CHALLENGE: Below are some records. Say in a single number how many of their lines include the word "English".

RECORDS SHOWN:
----
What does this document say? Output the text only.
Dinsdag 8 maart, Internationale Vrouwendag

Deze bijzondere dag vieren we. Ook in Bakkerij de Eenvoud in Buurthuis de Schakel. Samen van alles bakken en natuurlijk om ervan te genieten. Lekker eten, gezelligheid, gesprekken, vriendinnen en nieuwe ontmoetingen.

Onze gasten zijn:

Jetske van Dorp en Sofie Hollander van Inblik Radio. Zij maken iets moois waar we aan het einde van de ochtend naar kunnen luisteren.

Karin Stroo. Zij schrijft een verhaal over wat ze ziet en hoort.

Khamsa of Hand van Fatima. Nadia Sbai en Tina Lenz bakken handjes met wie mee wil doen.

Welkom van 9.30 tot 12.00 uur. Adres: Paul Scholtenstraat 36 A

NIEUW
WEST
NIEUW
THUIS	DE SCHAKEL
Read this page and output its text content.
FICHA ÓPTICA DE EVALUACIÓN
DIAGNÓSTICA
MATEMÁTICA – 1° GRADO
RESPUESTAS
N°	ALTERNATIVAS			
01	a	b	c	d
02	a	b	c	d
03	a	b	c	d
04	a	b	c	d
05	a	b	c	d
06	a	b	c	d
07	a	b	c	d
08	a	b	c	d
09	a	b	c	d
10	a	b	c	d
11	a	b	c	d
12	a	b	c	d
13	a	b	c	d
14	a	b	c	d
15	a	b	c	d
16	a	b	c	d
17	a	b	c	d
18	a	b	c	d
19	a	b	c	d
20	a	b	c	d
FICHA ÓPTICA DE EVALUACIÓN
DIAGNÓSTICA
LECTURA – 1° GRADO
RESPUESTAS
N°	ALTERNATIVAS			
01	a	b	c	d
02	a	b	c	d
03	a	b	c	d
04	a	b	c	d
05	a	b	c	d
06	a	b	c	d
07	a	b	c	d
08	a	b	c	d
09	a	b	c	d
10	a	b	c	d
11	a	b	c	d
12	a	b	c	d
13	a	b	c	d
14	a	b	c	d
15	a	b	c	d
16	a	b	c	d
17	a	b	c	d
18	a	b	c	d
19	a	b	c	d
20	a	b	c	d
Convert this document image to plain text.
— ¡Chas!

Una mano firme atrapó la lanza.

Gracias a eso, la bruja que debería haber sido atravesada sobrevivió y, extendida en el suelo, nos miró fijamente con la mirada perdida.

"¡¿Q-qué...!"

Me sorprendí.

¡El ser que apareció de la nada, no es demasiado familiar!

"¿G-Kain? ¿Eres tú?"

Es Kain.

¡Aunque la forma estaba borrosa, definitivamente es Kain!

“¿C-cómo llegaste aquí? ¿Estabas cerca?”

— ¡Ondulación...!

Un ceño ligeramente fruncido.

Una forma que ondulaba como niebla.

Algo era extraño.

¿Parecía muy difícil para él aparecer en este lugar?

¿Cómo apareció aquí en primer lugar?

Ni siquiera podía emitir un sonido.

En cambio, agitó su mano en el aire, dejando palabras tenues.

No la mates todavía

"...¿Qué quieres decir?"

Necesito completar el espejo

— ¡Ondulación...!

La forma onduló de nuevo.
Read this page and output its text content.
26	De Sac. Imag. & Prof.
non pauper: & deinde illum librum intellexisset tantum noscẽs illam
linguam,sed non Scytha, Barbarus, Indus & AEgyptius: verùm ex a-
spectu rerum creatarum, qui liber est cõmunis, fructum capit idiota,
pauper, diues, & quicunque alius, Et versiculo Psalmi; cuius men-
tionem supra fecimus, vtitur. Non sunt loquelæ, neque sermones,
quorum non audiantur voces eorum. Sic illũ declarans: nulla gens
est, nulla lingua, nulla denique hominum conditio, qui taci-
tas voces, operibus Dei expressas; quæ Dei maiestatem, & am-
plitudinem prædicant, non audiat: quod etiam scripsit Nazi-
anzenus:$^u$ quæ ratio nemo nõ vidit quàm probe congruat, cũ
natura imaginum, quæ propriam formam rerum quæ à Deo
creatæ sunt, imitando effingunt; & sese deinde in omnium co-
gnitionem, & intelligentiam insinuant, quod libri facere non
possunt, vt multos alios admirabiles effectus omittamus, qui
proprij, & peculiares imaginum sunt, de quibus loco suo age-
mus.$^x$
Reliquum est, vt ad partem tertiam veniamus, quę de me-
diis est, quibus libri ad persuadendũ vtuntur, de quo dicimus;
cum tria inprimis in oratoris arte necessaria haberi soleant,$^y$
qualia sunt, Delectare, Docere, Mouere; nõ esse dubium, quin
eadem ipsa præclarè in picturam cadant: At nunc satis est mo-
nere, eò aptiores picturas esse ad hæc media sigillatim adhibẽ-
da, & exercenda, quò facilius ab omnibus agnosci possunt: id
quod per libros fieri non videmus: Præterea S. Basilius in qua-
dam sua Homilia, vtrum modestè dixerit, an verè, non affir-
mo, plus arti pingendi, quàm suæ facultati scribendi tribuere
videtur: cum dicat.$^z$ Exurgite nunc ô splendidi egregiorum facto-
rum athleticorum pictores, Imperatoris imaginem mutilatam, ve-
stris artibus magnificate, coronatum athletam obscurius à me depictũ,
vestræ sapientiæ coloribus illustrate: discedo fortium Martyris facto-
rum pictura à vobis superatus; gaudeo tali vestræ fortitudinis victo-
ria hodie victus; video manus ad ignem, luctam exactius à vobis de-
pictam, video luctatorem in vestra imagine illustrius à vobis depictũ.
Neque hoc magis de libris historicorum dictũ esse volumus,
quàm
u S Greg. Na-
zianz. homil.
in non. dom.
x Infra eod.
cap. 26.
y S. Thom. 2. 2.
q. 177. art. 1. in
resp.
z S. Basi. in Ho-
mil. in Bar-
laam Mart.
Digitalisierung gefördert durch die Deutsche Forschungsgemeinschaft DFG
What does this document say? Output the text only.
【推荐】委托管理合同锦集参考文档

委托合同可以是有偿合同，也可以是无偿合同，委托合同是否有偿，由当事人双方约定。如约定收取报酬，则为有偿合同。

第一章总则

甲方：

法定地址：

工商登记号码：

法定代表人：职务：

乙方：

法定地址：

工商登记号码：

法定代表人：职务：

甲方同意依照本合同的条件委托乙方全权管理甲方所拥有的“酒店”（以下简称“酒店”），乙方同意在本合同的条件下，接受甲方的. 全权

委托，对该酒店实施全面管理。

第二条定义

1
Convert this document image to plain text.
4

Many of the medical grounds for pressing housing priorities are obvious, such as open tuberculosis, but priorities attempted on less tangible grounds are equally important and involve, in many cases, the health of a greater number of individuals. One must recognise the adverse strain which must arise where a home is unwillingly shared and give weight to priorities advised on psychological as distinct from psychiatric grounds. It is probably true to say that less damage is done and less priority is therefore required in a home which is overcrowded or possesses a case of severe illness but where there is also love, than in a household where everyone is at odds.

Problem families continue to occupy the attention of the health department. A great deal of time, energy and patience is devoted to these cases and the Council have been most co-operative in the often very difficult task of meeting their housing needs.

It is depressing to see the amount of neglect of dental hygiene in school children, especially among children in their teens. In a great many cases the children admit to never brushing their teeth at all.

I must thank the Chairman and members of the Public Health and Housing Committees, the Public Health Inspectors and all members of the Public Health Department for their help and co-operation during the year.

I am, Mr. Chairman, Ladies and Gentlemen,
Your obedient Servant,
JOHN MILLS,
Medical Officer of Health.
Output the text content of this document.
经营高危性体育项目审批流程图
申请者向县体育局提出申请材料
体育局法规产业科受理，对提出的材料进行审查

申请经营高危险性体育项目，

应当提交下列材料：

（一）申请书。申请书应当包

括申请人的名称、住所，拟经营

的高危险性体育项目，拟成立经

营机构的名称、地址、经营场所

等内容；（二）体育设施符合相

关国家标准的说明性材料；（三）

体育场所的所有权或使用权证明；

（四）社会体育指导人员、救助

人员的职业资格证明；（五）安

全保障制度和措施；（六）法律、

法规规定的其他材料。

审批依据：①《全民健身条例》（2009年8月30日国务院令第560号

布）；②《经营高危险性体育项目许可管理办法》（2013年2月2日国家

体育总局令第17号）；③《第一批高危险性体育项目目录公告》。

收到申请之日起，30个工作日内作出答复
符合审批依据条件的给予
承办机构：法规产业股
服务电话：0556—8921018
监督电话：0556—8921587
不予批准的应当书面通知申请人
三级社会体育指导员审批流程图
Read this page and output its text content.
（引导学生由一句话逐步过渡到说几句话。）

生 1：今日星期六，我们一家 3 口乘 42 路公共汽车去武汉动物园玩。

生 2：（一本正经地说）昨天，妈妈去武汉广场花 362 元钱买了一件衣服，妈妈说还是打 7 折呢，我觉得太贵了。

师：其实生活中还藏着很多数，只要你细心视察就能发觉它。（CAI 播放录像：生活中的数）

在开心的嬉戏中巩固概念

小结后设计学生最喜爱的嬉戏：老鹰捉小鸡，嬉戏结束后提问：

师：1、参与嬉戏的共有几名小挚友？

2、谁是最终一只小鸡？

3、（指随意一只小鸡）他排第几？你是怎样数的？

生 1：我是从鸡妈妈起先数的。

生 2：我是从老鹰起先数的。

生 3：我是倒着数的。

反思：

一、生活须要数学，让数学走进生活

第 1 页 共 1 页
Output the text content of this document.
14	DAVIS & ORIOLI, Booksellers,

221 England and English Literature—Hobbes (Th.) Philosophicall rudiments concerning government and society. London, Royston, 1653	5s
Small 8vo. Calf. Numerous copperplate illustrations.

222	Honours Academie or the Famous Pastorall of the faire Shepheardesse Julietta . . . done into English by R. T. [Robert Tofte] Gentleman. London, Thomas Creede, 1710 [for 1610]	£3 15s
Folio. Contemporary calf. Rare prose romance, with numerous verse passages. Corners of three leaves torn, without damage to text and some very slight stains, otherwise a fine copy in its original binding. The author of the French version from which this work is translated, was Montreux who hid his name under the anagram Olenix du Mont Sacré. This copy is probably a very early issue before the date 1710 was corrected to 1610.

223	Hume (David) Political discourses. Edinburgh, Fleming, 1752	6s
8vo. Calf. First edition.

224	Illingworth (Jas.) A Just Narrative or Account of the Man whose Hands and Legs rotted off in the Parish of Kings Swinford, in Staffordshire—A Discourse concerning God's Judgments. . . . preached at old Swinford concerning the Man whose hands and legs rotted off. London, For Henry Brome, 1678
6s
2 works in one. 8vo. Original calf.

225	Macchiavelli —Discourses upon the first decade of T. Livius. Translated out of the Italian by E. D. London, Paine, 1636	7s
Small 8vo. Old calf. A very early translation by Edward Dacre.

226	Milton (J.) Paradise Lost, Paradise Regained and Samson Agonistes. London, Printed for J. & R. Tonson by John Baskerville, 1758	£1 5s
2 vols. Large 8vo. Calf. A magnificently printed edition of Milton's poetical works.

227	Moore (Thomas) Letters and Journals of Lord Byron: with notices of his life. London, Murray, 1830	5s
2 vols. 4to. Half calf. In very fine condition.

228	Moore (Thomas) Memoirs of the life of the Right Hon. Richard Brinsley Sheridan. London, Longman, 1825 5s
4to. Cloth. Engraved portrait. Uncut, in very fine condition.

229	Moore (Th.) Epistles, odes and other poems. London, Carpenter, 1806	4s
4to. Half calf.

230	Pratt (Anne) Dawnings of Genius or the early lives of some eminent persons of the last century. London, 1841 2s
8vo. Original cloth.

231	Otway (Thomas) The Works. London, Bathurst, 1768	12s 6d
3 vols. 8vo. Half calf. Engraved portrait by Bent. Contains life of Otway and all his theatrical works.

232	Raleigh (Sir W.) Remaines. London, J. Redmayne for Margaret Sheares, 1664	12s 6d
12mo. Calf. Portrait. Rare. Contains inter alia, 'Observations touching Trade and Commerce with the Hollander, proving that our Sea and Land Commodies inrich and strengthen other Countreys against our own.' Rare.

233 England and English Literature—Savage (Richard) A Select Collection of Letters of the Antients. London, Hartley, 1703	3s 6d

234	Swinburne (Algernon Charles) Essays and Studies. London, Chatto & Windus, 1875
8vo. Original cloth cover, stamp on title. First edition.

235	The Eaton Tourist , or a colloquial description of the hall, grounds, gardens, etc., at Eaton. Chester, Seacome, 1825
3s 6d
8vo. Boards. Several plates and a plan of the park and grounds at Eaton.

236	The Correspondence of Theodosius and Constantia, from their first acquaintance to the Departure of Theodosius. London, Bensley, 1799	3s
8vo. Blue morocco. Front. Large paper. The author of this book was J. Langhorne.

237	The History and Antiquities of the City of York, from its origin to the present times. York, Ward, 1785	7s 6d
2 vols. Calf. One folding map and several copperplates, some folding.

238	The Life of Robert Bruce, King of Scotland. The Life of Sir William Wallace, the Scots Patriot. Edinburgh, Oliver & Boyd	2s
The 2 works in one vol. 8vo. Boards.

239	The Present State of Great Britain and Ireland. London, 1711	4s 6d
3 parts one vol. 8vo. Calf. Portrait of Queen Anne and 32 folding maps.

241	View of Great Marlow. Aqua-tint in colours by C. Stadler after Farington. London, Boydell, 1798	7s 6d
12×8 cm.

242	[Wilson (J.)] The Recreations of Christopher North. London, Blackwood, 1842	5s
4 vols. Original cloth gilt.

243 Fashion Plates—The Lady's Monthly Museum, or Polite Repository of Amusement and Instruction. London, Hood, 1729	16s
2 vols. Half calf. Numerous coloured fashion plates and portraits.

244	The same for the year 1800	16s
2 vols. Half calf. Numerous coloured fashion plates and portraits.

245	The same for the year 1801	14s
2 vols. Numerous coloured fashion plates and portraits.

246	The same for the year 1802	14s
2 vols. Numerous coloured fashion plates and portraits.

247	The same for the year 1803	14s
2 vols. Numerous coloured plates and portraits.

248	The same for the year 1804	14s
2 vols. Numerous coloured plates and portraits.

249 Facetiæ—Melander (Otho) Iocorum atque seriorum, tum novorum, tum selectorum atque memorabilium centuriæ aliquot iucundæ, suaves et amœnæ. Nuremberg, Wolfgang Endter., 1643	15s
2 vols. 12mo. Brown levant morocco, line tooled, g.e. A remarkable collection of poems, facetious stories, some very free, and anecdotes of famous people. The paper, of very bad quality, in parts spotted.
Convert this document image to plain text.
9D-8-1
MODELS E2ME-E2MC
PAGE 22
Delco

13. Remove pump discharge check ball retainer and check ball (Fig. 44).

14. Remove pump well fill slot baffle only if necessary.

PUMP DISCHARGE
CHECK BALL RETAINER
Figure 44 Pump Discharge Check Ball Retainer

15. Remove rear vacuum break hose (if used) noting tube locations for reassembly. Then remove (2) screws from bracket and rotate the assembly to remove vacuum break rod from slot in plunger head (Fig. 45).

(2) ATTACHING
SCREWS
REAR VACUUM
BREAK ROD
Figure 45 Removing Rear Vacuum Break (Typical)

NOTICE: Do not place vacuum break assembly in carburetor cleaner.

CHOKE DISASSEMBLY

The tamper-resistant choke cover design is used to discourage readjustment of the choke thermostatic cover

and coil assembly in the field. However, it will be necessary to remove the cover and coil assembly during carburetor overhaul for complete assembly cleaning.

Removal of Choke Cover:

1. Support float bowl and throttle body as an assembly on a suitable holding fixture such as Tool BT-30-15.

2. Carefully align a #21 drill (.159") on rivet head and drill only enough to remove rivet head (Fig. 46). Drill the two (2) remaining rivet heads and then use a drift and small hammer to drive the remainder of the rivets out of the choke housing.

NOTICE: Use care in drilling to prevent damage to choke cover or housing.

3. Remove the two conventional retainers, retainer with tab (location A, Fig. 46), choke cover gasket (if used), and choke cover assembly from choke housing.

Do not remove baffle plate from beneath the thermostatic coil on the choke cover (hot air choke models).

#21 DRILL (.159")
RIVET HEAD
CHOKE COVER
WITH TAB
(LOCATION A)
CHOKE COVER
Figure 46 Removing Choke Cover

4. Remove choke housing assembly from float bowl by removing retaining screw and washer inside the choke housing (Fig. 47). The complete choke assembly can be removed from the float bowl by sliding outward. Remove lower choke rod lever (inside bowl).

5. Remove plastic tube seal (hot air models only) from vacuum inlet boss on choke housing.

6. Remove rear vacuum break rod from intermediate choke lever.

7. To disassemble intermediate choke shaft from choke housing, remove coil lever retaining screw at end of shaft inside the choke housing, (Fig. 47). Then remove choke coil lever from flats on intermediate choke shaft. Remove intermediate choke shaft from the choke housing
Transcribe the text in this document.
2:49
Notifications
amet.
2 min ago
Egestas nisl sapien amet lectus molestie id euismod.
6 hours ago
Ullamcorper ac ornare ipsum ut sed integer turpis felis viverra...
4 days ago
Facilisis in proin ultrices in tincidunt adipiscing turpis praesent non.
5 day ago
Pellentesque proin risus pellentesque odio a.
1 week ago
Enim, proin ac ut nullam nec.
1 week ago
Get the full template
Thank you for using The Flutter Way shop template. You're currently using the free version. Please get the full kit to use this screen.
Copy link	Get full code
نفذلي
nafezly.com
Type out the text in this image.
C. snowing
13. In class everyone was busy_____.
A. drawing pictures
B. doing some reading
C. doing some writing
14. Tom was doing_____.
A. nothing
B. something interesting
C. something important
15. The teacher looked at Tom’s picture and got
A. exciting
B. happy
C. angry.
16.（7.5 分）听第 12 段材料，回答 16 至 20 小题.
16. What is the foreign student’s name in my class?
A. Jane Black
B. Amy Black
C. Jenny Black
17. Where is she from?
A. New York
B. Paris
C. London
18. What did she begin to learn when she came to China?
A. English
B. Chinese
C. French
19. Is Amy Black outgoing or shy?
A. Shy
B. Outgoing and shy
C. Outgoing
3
----
EXERCISE ANSWER: 4